Scan the data. Collect each line that contains the word "iuris".
════════
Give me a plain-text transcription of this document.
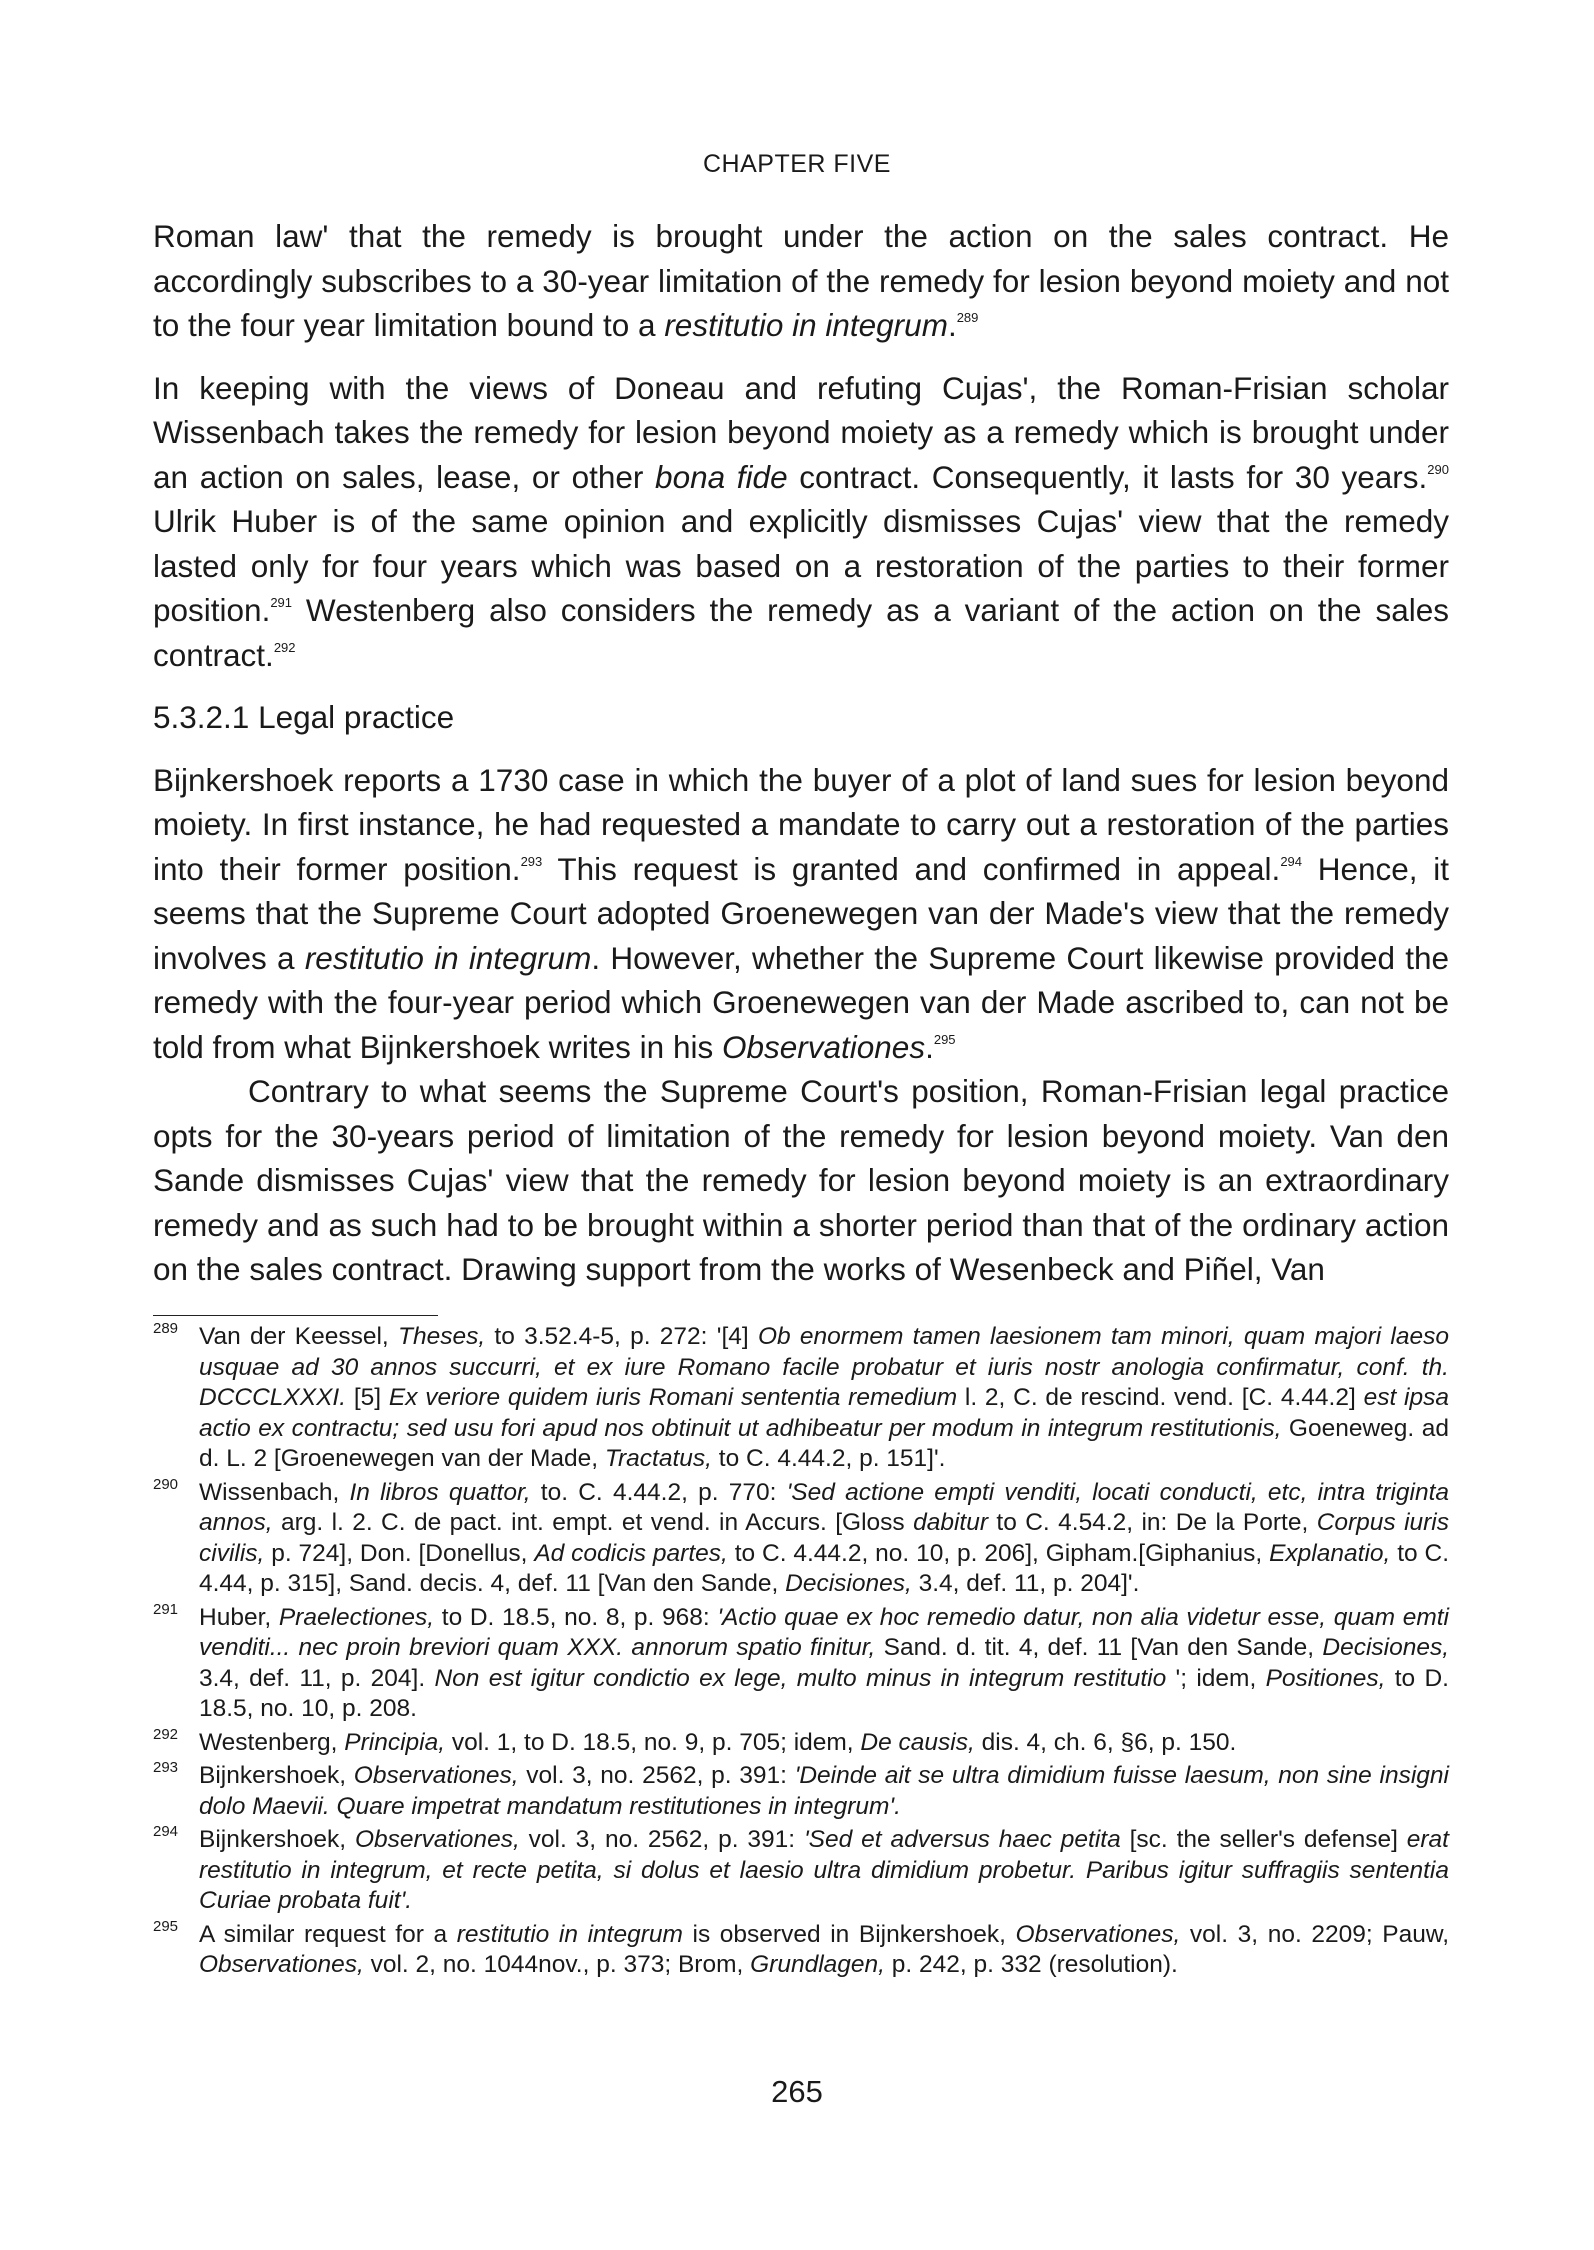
CHAPTER FIVE

Roman law' that the remedy is brought under the action on the sales contract. He accordingly subscribes to a 30-year limitation of the remedy for lesion beyond moiety and not to the four year limitation bound to a restitutio in integrum.$^{289}$

In keeping with the views of Doneau and refuting Cujas', the Roman-Frisian scholar Wissenbach takes the remedy for lesion beyond moiety as a remedy which is brought under an action on sales, lease, or other bona fide contract. Consequently, it lasts for 30 years.$^{290}$ Ulrik Huber is of the same opinion and explicitly dismisses Cujas' view that the remedy lasted only for four years which was based on a restoration of the parties to their former position.$^{291}$ Westenberg also considers the remedy as a variant of the action on the sales contract.$^{292}$

5.3.2.1 Legal practice

Bijnkershoek reports a 1730 case in which the buyer of a plot of land sues for lesion beyond moiety. In first instance, he had requested a mandate to carry out a restoration of the parties into their former position.$^{293}$ This request is granted and confirmed in appeal.$^{294}$ Hence, it seems that the Supreme Court adopted Groenewegen van der Made's view that the remedy involves a restitutio in integrum. However, whether the Supreme Court likewise provided the remedy with the four-year period which Groenewegen van der Made ascribed to, can not be told from what Bijnkershoek writes in his Observationes.$^{295}$

Contrary to what seems the Supreme Court's position, Roman-Frisian legal practice opts for the 30-years period of limitation of the remedy for lesion beyond moiety. Van den Sande dismisses Cujas' view that the remedy for lesion beyond moiety is an extraordinary remedy and as such had to be brought within a shorter period than that of the ordinary action on the sales contract. Drawing support from the works of Wesenbeck and Piñel, Van

289 Van der Keessel, Theses, to 3.52.4-5, p. 272: '[4] Ob enormem tamen laesionem tam minori, quam majori laeso usquae ad 30 annos succurri, et ex iure Romano facile probatur et iuris nostr anologia confirmatur, conf. th. DCCCLXXXI. [5] Ex veriore quidem iuris Romani sententia remedium l. 2, C. de rescind. vend. [C. 4.44.2] est ipsa actio ex contractu; sed usu fori apud nos obtinuit ut adhibeatur per modum in integrum restitutionis, Goeneweg. ad d. L. 2 [Groenewegen van der Made, Tractatus, to C. 4.44.2, p. 151]'.
290 Wissenbach, In libros quattor, to. C. 4.44.2, p. 770: 'Sed actione empti venditi, locati conducti, etc, intra triginta annos, arg. l. 2. C. de pact. int. empt. et vend. in Accurs. [Gloss dabitur to C. 4.54.2, in: De la Porte, Corpus iuris civilis, p. 724], Don. [Donellus, Ad codicis partes, to C. 4.44.2, no. 10, p. 206], Gipham.[Giphanius, Explanatio, to C. 4.44, p. 315], Sand. decis. 4, def. 11 [Van den Sande, Decisiones, 3.4, def. 11, p. 204]'.
291 Huber, Praelectiones, to D. 18.5, no. 8, p. 968: 'Actio quae ex hoc remedio datur, non alia videtur esse, quam emti venditi... nec proin breviori quam XXX. annorum spatio finitur, Sand. d. tit. 4, def. 11 [Van den Sande, Decisiones, 3.4, def. 11, p. 204]. Non est igitur condictio ex lege, multo minus in integrum restitutio '; idem, Positiones, to D. 18.5, no. 10, p. 208.
292 Westenberg, Principia, vol. 1, to D. 18.5, no. 9, p. 705; idem, De causis, dis. 4, ch. 6, §6, p. 150.
293 Bijnkershoek, Observationes, vol. 3, no. 2562, p. 391: 'Deinde ait se ultra dimidium fuisse laesum, non sine insigni dolo Maevii. Quare impetrat mandatum restitutiones in integrum'.
294 Bijnkershoek, Observationes, vol. 3, no. 2562, p. 391: 'Sed et adversus haec petita [sc. the seller's defense] erat restitutio in integrum, et recte petita, si dolus et laesio ultra dimidium probetur. Paribus igitur suffragiis sententia Curiae probata fuit'.
295 A similar request for a restitutio in integrum is observed in Bijnkershoek, Observationes, vol. 3, no. 2209; Pauw, Observationes, vol. 2, no. 1044nov., p. 373; Brom, Grundlagen, p. 242, p. 332 (resolution).
265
════════
Finished answer:
289 Van der Keessel, Theses, to 3.52.4-5, p. 272: '[4] Ob enormem tamen laesionem tam minori, quam majori laeso usquae ad 30 annos succurri, et ex iure Romano facile probatur et iuris nostr anologia confirmatur, conf. th. DCCCLXXXI. [5] Ex veriore quidem iuris Romani sententia remedium l. 2, C. de rescind. vend. [C. 4.44.2] est ipsa actio ex contractu; sed usu fori apud nos obtinuit ut adhibeatur per modum in integrum restitutionis, Goeneweg. ad d. L. 2 [Groenewegen van der Made, Tractatus, to C. 4.44.2, p. 151]'.
290 Wissenbach, In libros quattor, to. C. 4.44.2, p. 770: 'Sed actione empti venditi, locati conducti, etc, intra triginta annos, arg. l. 2. C. de pact. int. empt. et vend. in Accurs. [Gloss dabitur to C. 4.54.2, in: De la Porte, Corpus iuris civilis, p. 724], Don. [Donellus, Ad codicis partes, to C. 4.44.2, no. 10, p. 206], Gipham.[Giphanius, Explanatio, to C. 4.44, p. 315], Sand. decis. 4, def. 11 [Van den Sande, Decisiones, 3.4, def. 11, p. 204]'.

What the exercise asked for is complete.